— What to work on —
Carry none of the pictures over; set down the material below exactly.
--- Start of Data for this exercise ---
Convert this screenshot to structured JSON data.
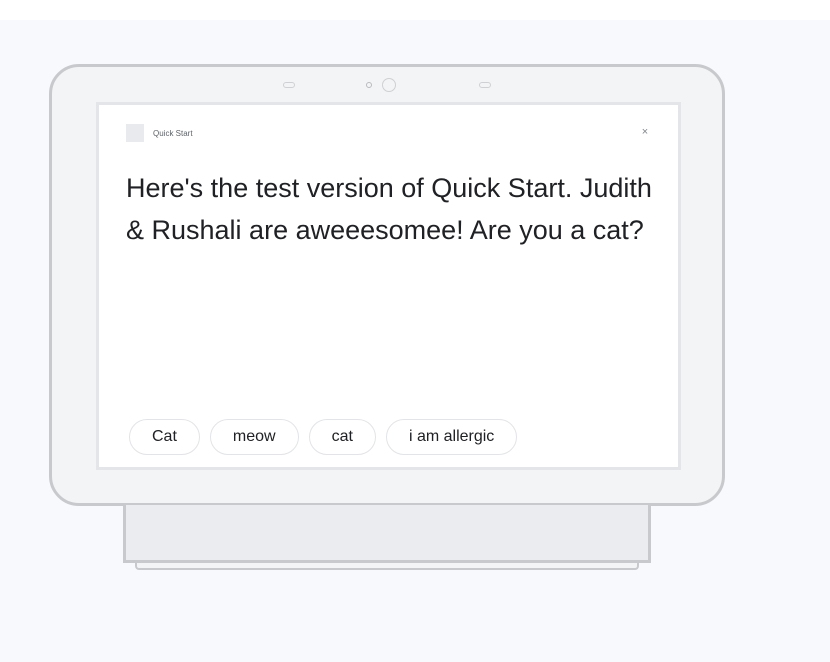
{
  "app": {
    "name": "Quick Start",
    "logo_icon": "app-logo-icon",
    "close_glyph": "×"
  },
  "message": {
    "text": "Here's the test version of Quick Start. Judith & Rushali are aweeesomee! Are you a cat?"
  },
  "suggestion_chips": [
    {
      "label": "Cat"
    },
    {
      "label": "meow"
    },
    {
      "label": "cat"
    },
    {
      "label": "i am allergic"
    }
  ],
  "colors": {
    "background": "#f8f9fc",
    "device_frame": "#c8c9cc",
    "screen": "#ffffff",
    "text": "#202124"
  }
}
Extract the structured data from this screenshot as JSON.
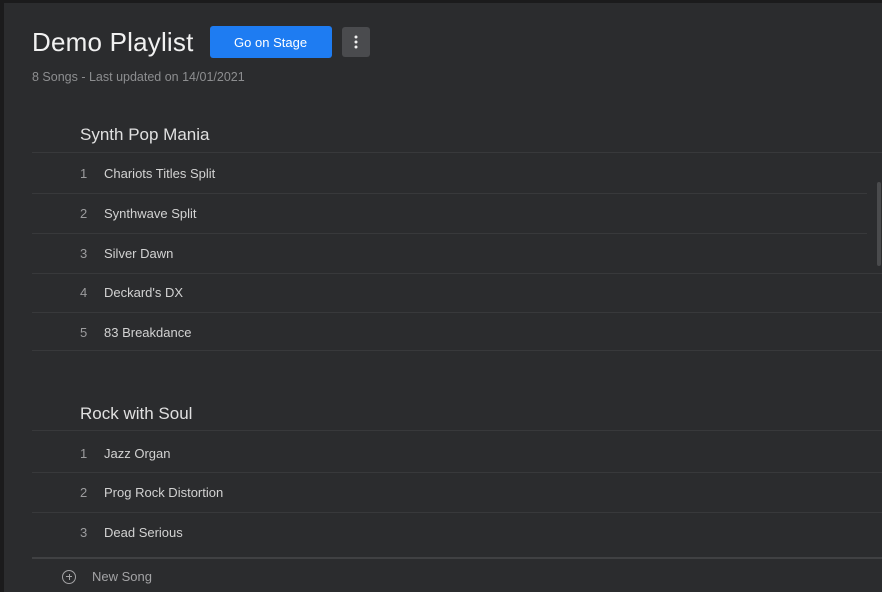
{
  "playlist": {
    "title": "Demo Playlist",
    "stage_button": "Go on Stage",
    "more_icon": "vertical-dots-icon",
    "subtitle": "8 Songs - Last updated on 14/01/2021"
  },
  "groups": [
    {
      "title": "Synth Pop Mania",
      "songs": [
        {
          "num": "1",
          "name": "Chariots Titles Split"
        },
        {
          "num": "2",
          "name": "Synthwave Split"
        },
        {
          "num": "3",
          "name": "Silver Dawn"
        },
        {
          "num": "4",
          "name": "Deckard's DX"
        },
        {
          "num": "5",
          "name": "83 Breakdance"
        }
      ]
    },
    {
      "title": "Rock with Soul",
      "songs": [
        {
          "num": "1",
          "name": "Jazz Organ"
        },
        {
          "num": "2",
          "name": "Prog Rock Distortion"
        },
        {
          "num": "3",
          "name": "Dead Serious"
        }
      ]
    }
  ],
  "footer": {
    "new_song": "New Song",
    "new_song_icon": "plus-circle-icon"
  },
  "colors": {
    "background": "#2b2c2e",
    "accent": "#1e7cf2"
  }
}
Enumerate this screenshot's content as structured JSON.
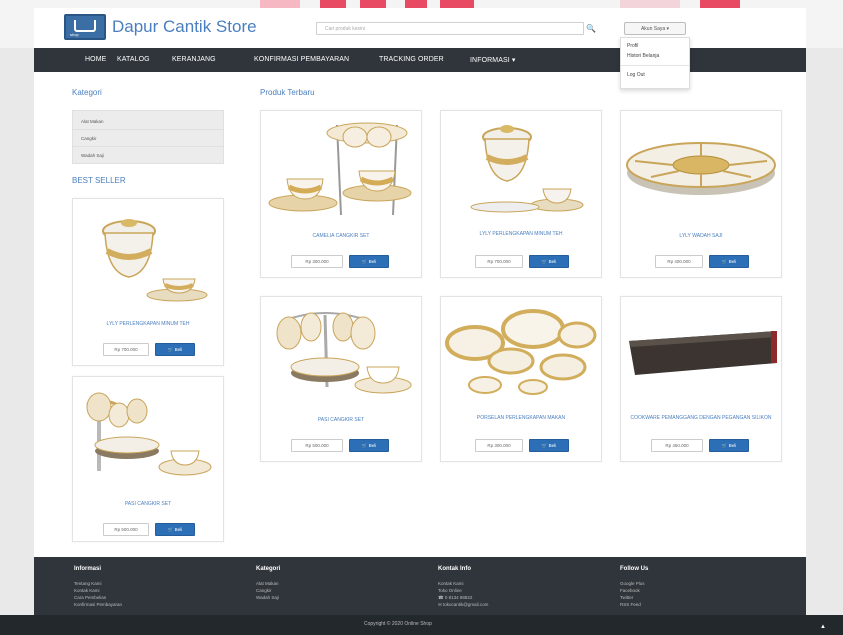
{
  "header": {
    "store_name": "Dapur Cantik Store",
    "search_placeholder": "Cari produk kesini",
    "account_label": "Akun Saya ▾",
    "logo_sub": "shop"
  },
  "account_menu": [
    "Profil",
    "Histori Belanja",
    "Log Out"
  ],
  "nav": [
    "HOME",
    "KATALOG",
    "KERANJANG",
    "KONFIRMASI PEMBAYARAN",
    "TRACKING ORDER",
    "INFORMASI ▾"
  ],
  "sidebar": {
    "kategori_title": "Kategori",
    "categories": [
      "Alat Makan",
      "Cangkir",
      "Wadah Saji"
    ],
    "best_seller_title": "BEST SELLER",
    "best_sellers": [
      {
        "name": "LYLY PERLENGKAPAN MINUM TEH",
        "price": "Rp 700.000",
        "buy": "Beli"
      },
      {
        "name": "PASI CANGKIR SET",
        "price": "Rp 500.000",
        "buy": "Beli"
      }
    ]
  },
  "main": {
    "title": "Produk Terbaru",
    "products": [
      {
        "name": "CAMELIA CANGKIR SET",
        "price": "Rp 300.000",
        "buy": "Beli"
      },
      {
        "name": "LYLY PERLENGKAPAN MINUM TEH",
        "price": "Rp 700.000",
        "buy": "Beli"
      },
      {
        "name": "LYLY WADAH SAJI",
        "price": "Rp 400.000",
        "buy": "Beli"
      },
      {
        "name": "PASI CANGKIR SET",
        "price": "Rp 500.000",
        "buy": "Beli"
      },
      {
        "name": "PORSELAN PERLENGKAPAN MAKAN",
        "price": "Rp 300.000",
        "buy": "Beli"
      },
      {
        "name": "COOKWARE PEMANGGANG DENGAN PEGANGAN SILIKON",
        "price": "Rp 450.000",
        "buy": "Beli"
      }
    ]
  },
  "footer": {
    "cols": [
      {
        "title": "Informasi",
        "links": [
          "Tentang Kami",
          "Kontak Kami",
          "Cara Pembelian",
          "Konfirmasi Pembayaran"
        ]
      },
      {
        "title": "Kategori",
        "links": [
          "Alat Makan",
          "Cangkir",
          "Wadah Saji"
        ]
      },
      {
        "title": "Kontak Info",
        "links": [
          "Kontak Kami",
          "Toko Online",
          "0 8134 88822",
          "tokocantik@gmail.com"
        ]
      },
      {
        "title": "Follow Us",
        "links": [
          "Google Plus",
          "Facebook",
          "Twitter",
          "RSS Feed"
        ]
      }
    ],
    "copyright": "Copyright © 2020 Online Shop"
  },
  "colors": {
    "accent": "#4a7fbf",
    "nav_bg": "#2f353b",
    "buy_btn": "#2d6fb7"
  }
}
--- End of Data for this exercise ---
— Result —
Convert this screenshot to structured JSON data.
{
  "app": {
    "name": "Quick Start",
    "logo_icon": "app-logo-icon",
    "close_glyph": "×"
  },
  "message": {
    "text": "Here's the test version of Quick Start. Judith & Rushali are aweeesomee! Are you a cat?"
  },
  "suggestion_chips": [
    {
      "label": "Cat"
    },
    {
      "label": "meow"
    },
    {
      "label": "cat"
    },
    {
      "label": "i am allergic"
    }
  ],
  "colors": {
    "background": "#f8f9fc",
    "device_frame": "#c8c9cc",
    "screen": "#ffffff",
    "text": "#202124"
  }
}
Extract the structured data from this screenshot as JSON.
{
  "playlist": {
    "title": "Demo Playlist",
    "stage_button": "Go on Stage",
    "more_icon": "vertical-dots-icon",
    "subtitle": "8 Songs - Last updated on 14/01/2021"
  },
  "groups": [
    {
      "title": "Synth Pop Mania",
      "songs": [
        {
          "num": "1",
          "name": "Chariots Titles Split"
        },
        {
          "num": "2",
          "name": "Synthwave Split"
        },
        {
          "num": "3",
          "name": "Silver Dawn"
        },
        {
          "num": "4",
          "name": "Deckard's DX"
        },
        {
          "num": "5",
          "name": "83 Breakdance"
        }
      ]
    },
    {
      "title": "Rock with Soul",
      "songs": [
        {
          "num": "1",
          "name": "Jazz Organ"
        },
        {
          "num": "2",
          "name": "Prog Rock Distortion"
        },
        {
          "num": "3",
          "name": "Dead Serious"
        }
      ]
    }
  ],
  "footer": {
    "new_song": "New Song",
    "new_song_icon": "plus-circle-icon"
  },
  "colors": {
    "background": "#2b2c2e",
    "accent": "#1e7cf2"
  }
}
Enumerate this screenshot's content as structured JSON.
{
  "header": {
    "store_name": "Dapur Cantik Store",
    "search_placeholder": "Cari produk kesini",
    "account_label": "Akun Saya ▾",
    "logo_sub": "shop"
  },
  "account_menu": [
    "Profil",
    "Histori Belanja",
    "Log Out"
  ],
  "nav": [
    "HOME",
    "KATALOG",
    "KERANJANG",
    "KONFIRMASI PEMBAYARAN",
    "TRACKING ORDER",
    "INFORMASI ▾"
  ],
  "sidebar": {
    "kategori_title": "Kategori",
    "categories": [
      "Alat Makan",
      "Cangkir",
      "Wadah Saji"
    ],
    "best_seller_title": "BEST SELLER",
    "best_sellers": [
      {
        "name": "LYLY PERLENGKAPAN MINUM TEH",
        "price": "Rp 700.000",
        "buy": "Beli"
      },
      {
        "name": "PASI CANGKIR SET",
        "price": "Rp 500.000",
        "buy": "Beli"
      }
    ]
  },
  "main": {
    "title": "Produk Terbaru",
    "products": [
      {
        "name": "CAMELIA CANGKIR SET",
        "price": "Rp 300.000",
        "buy": "Beli"
      },
      {
        "name": "LYLY PERLENGKAPAN MINUM TEH",
        "price": "Rp 700.000",
        "buy": "Beli"
      },
      {
        "name": "LYLY WADAH SAJI",
        "price": "Rp 400.000",
        "buy": "Beli"
      },
      {
        "name": "PASI CANGKIR SET",
        "price": "Rp 500.000",
        "buy": "Beli"
      },
      {
        "name": "PORSELAN PERLENGKAPAN MAKAN",
        "price": "Rp 300.000",
        "buy": "Beli"
      },
      {
        "name": "COOKWARE PEMANGGANG DENGAN PEGANGAN SILIKON",
        "price": "Rp 450.000",
        "buy": "Beli"
      }
    ]
  },
  "footer": {
    "cols": [
      {
        "title": "Informasi",
        "links": [
          "Tentang Kami",
          "Kontak Kami",
          "Cara Pembelian",
          "Konfirmasi Pembayaran"
        ]
      },
      {
        "title": "Kategori",
        "links": [
          "Alat Makan",
          "Cangkir",
          "Wadah Saji"
        ]
      },
      {
        "title": "Kontak Info",
        "links": [
          "Kontak Kami",
          "Toko Online",
          "0 8134 88822",
          "tokocantik@gmail.com"
        ]
      },
      {
        "title": "Follow Us",
        "links": [
          "Google Plus",
          "Facebook",
          "Twitter",
          "RSS Feed"
        ]
      }
    ],
    "copyright": "Copyright © 2020 Online Shop"
  },
  "colors": {
    "accent": "#4a7fbf",
    "nav_bg": "#2f353b",
    "buy_btn": "#2d6fb7"
  }
}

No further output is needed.